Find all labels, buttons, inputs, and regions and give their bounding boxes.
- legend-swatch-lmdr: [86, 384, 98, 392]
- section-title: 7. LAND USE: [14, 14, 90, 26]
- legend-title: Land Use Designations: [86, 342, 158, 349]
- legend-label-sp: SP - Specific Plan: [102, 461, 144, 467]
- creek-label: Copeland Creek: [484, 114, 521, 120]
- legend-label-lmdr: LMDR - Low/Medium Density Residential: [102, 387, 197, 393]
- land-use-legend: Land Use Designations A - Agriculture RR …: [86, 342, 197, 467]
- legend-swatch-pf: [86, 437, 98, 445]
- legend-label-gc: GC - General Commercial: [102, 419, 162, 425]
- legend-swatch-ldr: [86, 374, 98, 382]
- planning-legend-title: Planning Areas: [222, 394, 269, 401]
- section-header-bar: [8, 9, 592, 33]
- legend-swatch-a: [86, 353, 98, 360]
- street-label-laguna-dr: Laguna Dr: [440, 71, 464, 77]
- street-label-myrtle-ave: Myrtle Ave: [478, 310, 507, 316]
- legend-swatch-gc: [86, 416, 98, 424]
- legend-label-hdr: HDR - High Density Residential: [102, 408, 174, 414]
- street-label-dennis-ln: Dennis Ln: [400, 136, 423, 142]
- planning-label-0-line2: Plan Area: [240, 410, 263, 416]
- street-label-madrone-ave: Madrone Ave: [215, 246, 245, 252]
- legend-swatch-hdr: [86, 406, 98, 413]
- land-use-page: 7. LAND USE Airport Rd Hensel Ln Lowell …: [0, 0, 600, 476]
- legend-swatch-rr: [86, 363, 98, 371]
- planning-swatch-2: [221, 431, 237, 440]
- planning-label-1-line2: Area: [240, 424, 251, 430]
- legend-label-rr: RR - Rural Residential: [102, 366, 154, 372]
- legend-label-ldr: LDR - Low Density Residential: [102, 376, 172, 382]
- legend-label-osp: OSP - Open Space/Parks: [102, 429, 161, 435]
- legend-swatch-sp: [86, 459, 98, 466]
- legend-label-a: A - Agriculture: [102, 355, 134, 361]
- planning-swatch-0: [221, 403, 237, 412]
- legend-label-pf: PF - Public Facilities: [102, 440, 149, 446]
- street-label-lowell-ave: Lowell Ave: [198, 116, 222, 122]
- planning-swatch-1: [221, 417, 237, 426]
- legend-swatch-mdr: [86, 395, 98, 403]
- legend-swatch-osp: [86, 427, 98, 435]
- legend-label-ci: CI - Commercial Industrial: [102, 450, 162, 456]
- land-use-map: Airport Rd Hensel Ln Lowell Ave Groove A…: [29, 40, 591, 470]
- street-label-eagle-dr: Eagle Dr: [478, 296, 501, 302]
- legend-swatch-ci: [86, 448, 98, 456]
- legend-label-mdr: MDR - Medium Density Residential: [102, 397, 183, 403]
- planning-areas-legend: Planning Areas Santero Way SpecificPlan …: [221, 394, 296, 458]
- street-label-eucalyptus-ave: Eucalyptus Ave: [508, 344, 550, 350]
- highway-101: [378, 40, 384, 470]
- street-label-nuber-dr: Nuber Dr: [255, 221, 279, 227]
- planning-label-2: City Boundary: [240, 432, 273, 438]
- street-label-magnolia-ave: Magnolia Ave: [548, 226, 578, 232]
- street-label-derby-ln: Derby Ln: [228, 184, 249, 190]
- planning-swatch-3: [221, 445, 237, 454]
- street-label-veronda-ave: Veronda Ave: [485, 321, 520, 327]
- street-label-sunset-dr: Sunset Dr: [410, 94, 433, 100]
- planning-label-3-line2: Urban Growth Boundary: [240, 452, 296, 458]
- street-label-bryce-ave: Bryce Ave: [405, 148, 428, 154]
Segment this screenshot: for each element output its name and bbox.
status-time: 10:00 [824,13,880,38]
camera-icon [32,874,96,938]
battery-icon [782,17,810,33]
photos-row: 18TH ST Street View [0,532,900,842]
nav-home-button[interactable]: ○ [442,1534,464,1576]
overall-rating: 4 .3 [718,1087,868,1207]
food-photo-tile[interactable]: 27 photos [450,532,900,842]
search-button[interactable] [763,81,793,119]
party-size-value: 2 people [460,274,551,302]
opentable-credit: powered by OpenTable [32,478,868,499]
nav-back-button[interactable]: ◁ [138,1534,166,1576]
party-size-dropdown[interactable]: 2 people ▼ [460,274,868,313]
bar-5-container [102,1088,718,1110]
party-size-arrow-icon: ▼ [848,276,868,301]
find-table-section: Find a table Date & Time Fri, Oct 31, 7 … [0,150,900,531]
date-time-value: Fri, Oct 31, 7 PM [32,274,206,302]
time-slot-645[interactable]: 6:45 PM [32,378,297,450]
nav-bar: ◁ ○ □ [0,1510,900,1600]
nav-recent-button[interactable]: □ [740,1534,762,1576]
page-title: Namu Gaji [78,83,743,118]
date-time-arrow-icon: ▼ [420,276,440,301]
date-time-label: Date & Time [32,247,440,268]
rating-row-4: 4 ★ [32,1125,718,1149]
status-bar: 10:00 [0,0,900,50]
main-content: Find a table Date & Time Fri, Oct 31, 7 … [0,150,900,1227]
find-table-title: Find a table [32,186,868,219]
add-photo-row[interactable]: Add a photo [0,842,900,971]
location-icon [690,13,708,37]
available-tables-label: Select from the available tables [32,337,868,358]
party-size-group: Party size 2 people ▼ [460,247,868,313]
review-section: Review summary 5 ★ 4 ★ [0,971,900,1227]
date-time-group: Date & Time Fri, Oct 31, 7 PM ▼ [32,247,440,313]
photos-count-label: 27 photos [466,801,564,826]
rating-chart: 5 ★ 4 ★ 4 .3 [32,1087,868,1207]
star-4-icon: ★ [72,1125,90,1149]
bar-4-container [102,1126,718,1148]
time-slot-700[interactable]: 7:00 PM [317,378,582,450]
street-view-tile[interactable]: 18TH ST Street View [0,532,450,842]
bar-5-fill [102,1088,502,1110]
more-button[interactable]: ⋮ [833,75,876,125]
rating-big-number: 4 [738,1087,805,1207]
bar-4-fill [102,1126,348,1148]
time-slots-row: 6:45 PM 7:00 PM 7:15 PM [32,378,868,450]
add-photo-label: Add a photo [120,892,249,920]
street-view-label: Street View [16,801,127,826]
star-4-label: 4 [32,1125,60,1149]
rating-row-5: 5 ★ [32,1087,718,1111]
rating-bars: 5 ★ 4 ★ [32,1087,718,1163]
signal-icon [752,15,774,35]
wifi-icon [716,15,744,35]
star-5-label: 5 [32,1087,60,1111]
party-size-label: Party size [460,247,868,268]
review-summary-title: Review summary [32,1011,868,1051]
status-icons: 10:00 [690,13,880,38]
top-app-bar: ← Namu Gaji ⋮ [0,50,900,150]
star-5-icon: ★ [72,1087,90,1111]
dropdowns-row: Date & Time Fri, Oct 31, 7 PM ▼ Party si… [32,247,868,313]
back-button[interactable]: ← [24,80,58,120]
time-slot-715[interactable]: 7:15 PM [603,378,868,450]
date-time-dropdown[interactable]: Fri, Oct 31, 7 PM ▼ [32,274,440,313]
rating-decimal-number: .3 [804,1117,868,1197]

= = = = =

_Task brief_:
Copy every one of the entries above word for word, with no changes.

_Problem solution_:
Find all labels, buttons, inputs, and regions and give their bounding boxes.
- legend-swatch-lmdr: [86, 384, 98, 392]
- section-title: 7. LAND USE: [14, 14, 90, 26]
- legend-title: Land Use Designations: [86, 342, 158, 349]
- legend-label-sp: SP - Specific Plan: [102, 461, 144, 467]
- creek-label: Copeland Creek: [484, 114, 521, 120]
- legend-label-lmdr: LMDR - Low/Medium Density Residential: [102, 387, 197, 393]
- land-use-legend: Land Use Designations A - Agriculture RR …: [86, 342, 197, 467]
- legend-swatch-pf: [86, 437, 98, 445]
- legend-label-gc: GC - General Commercial: [102, 419, 162, 425]
- legend-swatch-ldr: [86, 374, 98, 382]
- planning-legend-title: Planning Areas: [222, 394, 269, 401]
- section-header-bar: [8, 9, 592, 33]
- legend-swatch-a: [86, 353, 98, 360]
- street-label-laguna-dr: Laguna Dr: [440, 71, 464, 77]
- street-label-myrtle-ave: Myrtle Ave: [478, 310, 507, 316]
- legend-swatch-gc: [86, 416, 98, 424]
- legend-label-hdr: HDR - High Density Residential: [102, 408, 174, 414]
- street-label-dennis-ln: Dennis Ln: [400, 136, 423, 142]
- planning-label-0-line2: Plan Area: [240, 410, 263, 416]
- street-label-madrone-ave: Madrone Ave: [215, 246, 245, 252]
- legend-swatch-hdr: [86, 406, 98, 413]
- land-use-page: 7. LAND USE Airport Rd Hensel Ln Lowell …: [0, 0, 600, 476]
- legend-swatch-rr: [86, 363, 98, 371]
- planning-swatch-2: [221, 431, 237, 440]
- planning-label-1-line2: Area: [240, 424, 251, 430]
- legend-label-rr: RR - Rural Residential: [102, 366, 154, 372]
- legend-label-ldr: LDR - Low Density Residential: [102, 376, 172, 382]
- legend-label-osp: OSP - Open Space/Parks: [102, 429, 161, 435]
- legend-swatch-sp: [86, 459, 98, 466]
- legend-label-a: A - Agriculture: [102, 355, 134, 361]
- planning-swatch-0: [221, 403, 237, 412]
- legend-label-pf: PF - Public Facilities: [102, 440, 149, 446]
- street-label-lowell-ave: Lowell Ave: [198, 116, 222, 122]
- planning-swatch-1: [221, 417, 237, 426]
- legend-swatch-mdr: [86, 395, 98, 403]
- legend-swatch-osp: [86, 427, 98, 435]
- legend-label-ci: CI - Commercial Industrial: [102, 450, 162, 456]
- land-use-map: Airport Rd Hensel Ln Lowell Ave Groove A…: [29, 40, 591, 470]
- street-label-eagle-dr: Eagle Dr: [478, 296, 501, 302]
- legend-swatch-ci: [86, 448, 98, 456]
- legend-label-mdr: MDR - Medium Density Residential: [102, 397, 183, 403]
- planning-areas-legend: Planning Areas Santero Way SpecificPlan …: [221, 394, 296, 458]
- street-label-eucalyptus-ave: Eucalyptus Ave: [508, 344, 550, 350]
- highway-101: [378, 40, 384, 470]
- street-label-nuber-dr: Nuber Dr: [255, 221, 279, 227]
- planning-label-2: City Boundary: [240, 432, 273, 438]
- street-label-magnolia-ave: Magnolia Ave: [548, 226, 578, 232]
- street-label-derby-ln: Derby Ln: [228, 184, 249, 190]
- planning-swatch-3: [221, 445, 237, 454]
- street-label-veronda-ave: Veronda Ave: [485, 321, 520, 327]
- street-label-sunset-dr: Sunset Dr: [410, 94, 433, 100]
- planning-label-3-line2: Urban Growth Boundary: [240, 452, 296, 458]
- street-label-bryce-ave: Bryce Ave: [405, 148, 428, 154]
Segment this screenshot: for each element output its name and bbox.
status-time: 10:00 [824,13,880,38]
camera-icon [32,874,96,938]
battery-icon [782,17,810,33]
photos-row: 18TH ST Street View [0,532,900,842]
nav-home-button[interactable]: ○ [442,1534,464,1576]
overall-rating: 4 .3 [718,1087,868,1207]
food-photo-tile[interactable]: 27 photos [450,532,900,842]
search-button[interactable] [763,81,793,119]
party-size-value: 2 people [460,274,551,302]
opentable-credit: powered by OpenTable [32,478,868,499]
nav-back-button[interactable]: ◁ [138,1534,166,1576]
party-size-dropdown[interactable]: 2 people ▼ [460,274,868,313]
bar-5-container [102,1088,718,1110]
party-size-arrow-icon: ▼ [848,276,868,301]
find-table-section: Find a table Date & Time Fri, Oct 31, 7 … [0,150,900,531]
date-time-value: Fri, Oct 31, 7 PM [32,274,206,302]
time-slot-645[interactable]: 6:45 PM [32,378,297,450]
nav-bar: ◁ ○ □ [0,1510,900,1600]
nav-recent-button[interactable]: □ [740,1534,762,1576]
page-title: Namu Gaji [78,83,743,118]
date-time-arrow-icon: ▼ [420,276,440,301]
date-time-label: Date & Time [32,247,440,268]
rating-row-4: 4 ★ [32,1125,718,1149]
status-bar: 10:00 [0,0,900,50]
main-content: Find a table Date & Time Fri, Oct 31, 7 … [0,150,900,1227]
find-table-title: Find a table [32,186,868,219]
add-photo-row[interactable]: Add a photo [0,842,900,971]
location-icon [690,13,708,37]
available-tables-label: Select from the available tables [32,337,868,358]
party-size-group: Party size 2 people ▼ [460,247,868,313]
review-section: Review summary 5 ★ 4 ★ [0,971,900,1227]
date-time-group: Date & Time Fri, Oct 31, 7 PM ▼ [32,247,440,313]
photos-count-label: 27 photos [466,801,564,826]
rating-chart: 5 ★ 4 ★ 4 .3 [32,1087,868,1207]
star-4-icon: ★ [72,1125,90,1149]
bar-4-container [102,1126,718,1148]
time-slot-700[interactable]: 7:00 PM [317,378,582,450]
street-view-tile[interactable]: 18TH ST Street View [0,532,450,842]
bar-5-fill [102,1088,502,1110]
more-button[interactable]: ⋮ [833,75,876,125]
rating-big-number: 4 [738,1087,805,1207]
bar-4-fill [102,1126,348,1148]
time-slots-row: 6:45 PM 7:00 PM 7:15 PM [32,378,868,450]
add-photo-label: Add a photo [120,892,249,920]
street-view-label: Street View [16,801,127,826]
star-4-label: 4 [32,1125,60,1149]
rating-row-5: 5 ★ [32,1087,718,1111]
rating-bars: 5 ★ 4 ★ [32,1087,718,1163]
signal-icon [752,15,774,35]
wifi-icon [716,15,744,35]
star-5-label: 5 [32,1087,60,1111]
party-size-label: Party size [460,247,868,268]
review-summary-title: Review summary [32,1011,868,1051]
status-icons: 10:00 [690,13,880,38]
top-app-bar: ← Namu Gaji ⋮ [0,50,900,150]
star-5-icon: ★ [72,1087,90,1111]
dropdowns-row: Date & Time Fri, Oct 31, 7 PM ▼ Party si… [32,247,868,313]
back-button[interactable]: ← [24,80,58,120]
time-slot-715[interactable]: 7:15 PM [603,378,868,450]
date-time-dropdown[interactable]: Fri, Oct 31, 7 PM ▼ [32,274,440,313]
rating-decimal-number: .3 [804,1117,868,1197]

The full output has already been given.